__EXERCISE INSTRUCTIONS__. Identify each line containing the word "Output" and copy it.

__GIVEN RECORDS__.
'''

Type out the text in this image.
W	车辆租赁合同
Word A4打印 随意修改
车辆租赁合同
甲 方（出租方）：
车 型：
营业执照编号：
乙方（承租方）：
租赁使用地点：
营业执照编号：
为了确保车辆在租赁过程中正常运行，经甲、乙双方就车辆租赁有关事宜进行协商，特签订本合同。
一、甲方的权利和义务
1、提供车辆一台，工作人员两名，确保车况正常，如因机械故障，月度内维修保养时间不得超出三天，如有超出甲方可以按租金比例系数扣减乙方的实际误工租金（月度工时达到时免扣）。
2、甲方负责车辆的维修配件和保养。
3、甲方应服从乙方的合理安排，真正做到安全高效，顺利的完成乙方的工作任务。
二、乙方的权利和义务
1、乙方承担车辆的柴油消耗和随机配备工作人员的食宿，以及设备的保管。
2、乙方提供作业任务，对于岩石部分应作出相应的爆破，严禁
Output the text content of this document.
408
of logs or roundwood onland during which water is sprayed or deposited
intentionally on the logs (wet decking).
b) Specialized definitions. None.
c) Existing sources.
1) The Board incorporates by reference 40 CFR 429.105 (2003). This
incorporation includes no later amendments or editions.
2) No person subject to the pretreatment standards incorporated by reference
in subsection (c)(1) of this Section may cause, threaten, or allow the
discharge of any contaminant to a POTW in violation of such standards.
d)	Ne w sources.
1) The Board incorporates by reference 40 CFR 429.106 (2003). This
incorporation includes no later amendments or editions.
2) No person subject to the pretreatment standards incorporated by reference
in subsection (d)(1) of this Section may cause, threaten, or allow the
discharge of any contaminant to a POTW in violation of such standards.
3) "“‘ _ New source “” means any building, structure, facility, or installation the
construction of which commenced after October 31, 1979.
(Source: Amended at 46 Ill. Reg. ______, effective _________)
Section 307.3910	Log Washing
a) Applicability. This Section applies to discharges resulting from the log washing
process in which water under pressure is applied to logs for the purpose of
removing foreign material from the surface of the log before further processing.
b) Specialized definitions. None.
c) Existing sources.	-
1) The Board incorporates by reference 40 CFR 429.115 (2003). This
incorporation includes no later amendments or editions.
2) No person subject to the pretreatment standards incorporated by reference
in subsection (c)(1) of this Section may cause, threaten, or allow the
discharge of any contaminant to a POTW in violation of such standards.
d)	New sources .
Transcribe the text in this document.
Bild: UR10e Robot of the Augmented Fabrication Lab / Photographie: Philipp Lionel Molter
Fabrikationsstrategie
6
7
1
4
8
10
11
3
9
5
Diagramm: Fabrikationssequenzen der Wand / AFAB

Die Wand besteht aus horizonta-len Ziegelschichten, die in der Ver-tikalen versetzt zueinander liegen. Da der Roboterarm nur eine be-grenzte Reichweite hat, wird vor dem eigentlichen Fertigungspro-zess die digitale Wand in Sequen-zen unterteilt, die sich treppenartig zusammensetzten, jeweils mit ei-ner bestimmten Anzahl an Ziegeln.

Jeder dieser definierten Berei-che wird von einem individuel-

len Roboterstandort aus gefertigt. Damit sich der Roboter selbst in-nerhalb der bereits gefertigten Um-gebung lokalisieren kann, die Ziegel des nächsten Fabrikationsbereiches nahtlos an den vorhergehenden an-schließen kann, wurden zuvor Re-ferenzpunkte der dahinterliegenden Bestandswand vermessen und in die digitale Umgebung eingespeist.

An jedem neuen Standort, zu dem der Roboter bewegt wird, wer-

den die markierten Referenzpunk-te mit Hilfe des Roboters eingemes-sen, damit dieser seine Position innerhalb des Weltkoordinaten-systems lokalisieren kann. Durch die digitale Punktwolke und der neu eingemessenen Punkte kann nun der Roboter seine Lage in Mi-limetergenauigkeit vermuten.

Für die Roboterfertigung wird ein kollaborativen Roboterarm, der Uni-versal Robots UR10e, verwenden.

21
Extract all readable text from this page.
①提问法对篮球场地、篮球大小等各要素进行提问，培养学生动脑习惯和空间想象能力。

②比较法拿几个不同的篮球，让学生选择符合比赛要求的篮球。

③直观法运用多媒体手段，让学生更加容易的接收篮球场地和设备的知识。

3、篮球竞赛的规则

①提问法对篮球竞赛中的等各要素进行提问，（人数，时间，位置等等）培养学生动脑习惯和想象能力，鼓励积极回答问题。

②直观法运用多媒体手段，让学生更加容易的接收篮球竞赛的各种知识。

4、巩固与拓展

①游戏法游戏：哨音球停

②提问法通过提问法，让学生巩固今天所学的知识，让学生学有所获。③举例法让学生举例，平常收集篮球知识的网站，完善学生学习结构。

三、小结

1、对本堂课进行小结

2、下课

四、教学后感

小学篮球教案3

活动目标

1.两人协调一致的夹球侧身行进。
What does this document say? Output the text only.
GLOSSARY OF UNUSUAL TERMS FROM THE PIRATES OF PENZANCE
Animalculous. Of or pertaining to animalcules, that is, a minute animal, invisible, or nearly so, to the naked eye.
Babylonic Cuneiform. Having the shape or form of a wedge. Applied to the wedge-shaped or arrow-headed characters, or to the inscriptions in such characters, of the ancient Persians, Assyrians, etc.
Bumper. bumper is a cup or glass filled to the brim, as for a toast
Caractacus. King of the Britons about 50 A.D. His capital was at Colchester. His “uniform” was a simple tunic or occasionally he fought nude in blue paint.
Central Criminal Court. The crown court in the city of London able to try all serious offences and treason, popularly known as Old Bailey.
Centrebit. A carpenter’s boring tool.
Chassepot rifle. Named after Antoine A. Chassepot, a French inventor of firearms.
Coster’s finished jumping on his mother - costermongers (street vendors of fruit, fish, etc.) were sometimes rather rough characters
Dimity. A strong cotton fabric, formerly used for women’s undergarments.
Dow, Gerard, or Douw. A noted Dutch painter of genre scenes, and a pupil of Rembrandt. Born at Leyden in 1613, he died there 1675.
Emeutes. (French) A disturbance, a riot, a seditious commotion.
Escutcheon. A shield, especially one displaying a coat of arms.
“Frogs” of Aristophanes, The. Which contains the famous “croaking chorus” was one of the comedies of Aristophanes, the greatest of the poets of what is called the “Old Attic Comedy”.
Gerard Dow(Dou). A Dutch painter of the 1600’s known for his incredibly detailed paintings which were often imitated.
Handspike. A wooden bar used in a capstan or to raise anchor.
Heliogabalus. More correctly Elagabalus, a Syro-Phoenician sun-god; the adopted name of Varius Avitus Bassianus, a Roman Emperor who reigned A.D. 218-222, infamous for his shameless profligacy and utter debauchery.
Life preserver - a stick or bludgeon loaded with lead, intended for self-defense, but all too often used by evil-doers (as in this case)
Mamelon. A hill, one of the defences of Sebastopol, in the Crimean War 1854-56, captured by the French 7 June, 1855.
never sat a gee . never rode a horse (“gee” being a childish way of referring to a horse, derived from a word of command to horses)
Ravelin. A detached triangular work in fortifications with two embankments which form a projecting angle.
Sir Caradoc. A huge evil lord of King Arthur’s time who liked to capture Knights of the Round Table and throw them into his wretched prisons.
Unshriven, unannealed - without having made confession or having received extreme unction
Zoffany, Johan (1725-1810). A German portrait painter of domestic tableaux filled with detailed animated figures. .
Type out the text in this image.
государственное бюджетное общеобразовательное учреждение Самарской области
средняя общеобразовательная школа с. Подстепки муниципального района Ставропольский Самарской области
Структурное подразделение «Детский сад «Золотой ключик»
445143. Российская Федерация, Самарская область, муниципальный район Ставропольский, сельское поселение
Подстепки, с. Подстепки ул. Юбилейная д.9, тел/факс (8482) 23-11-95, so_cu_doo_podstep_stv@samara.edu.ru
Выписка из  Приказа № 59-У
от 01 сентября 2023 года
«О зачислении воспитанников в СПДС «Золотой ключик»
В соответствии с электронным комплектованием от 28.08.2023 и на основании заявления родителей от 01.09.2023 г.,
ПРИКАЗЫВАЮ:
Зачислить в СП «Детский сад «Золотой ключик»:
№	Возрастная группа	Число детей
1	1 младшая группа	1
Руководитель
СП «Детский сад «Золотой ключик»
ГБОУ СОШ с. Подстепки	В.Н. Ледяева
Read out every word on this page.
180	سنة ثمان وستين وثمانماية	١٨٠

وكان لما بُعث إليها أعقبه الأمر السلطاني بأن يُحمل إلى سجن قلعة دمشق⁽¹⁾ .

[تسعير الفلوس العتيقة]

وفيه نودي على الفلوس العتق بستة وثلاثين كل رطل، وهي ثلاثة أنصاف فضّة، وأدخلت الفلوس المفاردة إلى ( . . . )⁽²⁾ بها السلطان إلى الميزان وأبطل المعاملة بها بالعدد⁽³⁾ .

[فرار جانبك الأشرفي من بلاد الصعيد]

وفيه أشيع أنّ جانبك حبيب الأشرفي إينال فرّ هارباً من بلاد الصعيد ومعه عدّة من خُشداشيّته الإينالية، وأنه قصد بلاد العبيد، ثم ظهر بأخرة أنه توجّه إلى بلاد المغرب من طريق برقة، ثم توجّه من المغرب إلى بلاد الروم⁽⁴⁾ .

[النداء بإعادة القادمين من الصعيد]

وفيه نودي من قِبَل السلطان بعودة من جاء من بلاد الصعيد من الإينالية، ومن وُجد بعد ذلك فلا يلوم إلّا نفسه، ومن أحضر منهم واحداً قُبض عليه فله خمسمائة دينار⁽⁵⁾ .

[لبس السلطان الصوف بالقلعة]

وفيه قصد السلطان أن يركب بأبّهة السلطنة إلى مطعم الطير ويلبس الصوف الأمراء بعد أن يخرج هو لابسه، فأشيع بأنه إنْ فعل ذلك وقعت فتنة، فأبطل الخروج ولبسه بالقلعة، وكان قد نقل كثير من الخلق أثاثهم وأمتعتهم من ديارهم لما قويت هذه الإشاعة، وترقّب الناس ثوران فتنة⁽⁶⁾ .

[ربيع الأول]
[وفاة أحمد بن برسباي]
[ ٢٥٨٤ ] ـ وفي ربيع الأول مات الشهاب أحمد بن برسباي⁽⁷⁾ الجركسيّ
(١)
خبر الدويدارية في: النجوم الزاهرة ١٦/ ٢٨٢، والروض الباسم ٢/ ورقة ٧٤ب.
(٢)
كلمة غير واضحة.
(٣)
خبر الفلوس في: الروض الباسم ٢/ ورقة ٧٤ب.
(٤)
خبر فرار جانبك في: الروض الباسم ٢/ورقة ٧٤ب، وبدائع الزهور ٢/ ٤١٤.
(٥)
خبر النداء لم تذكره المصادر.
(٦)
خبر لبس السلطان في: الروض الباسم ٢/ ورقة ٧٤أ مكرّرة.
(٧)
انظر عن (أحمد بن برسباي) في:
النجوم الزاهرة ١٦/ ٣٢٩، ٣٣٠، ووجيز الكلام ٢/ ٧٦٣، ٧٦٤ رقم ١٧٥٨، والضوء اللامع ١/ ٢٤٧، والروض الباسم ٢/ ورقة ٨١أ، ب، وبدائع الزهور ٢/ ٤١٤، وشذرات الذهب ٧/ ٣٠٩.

'''

__REPLY__.
Output the text content of this document.
What does this document say? Output the text only.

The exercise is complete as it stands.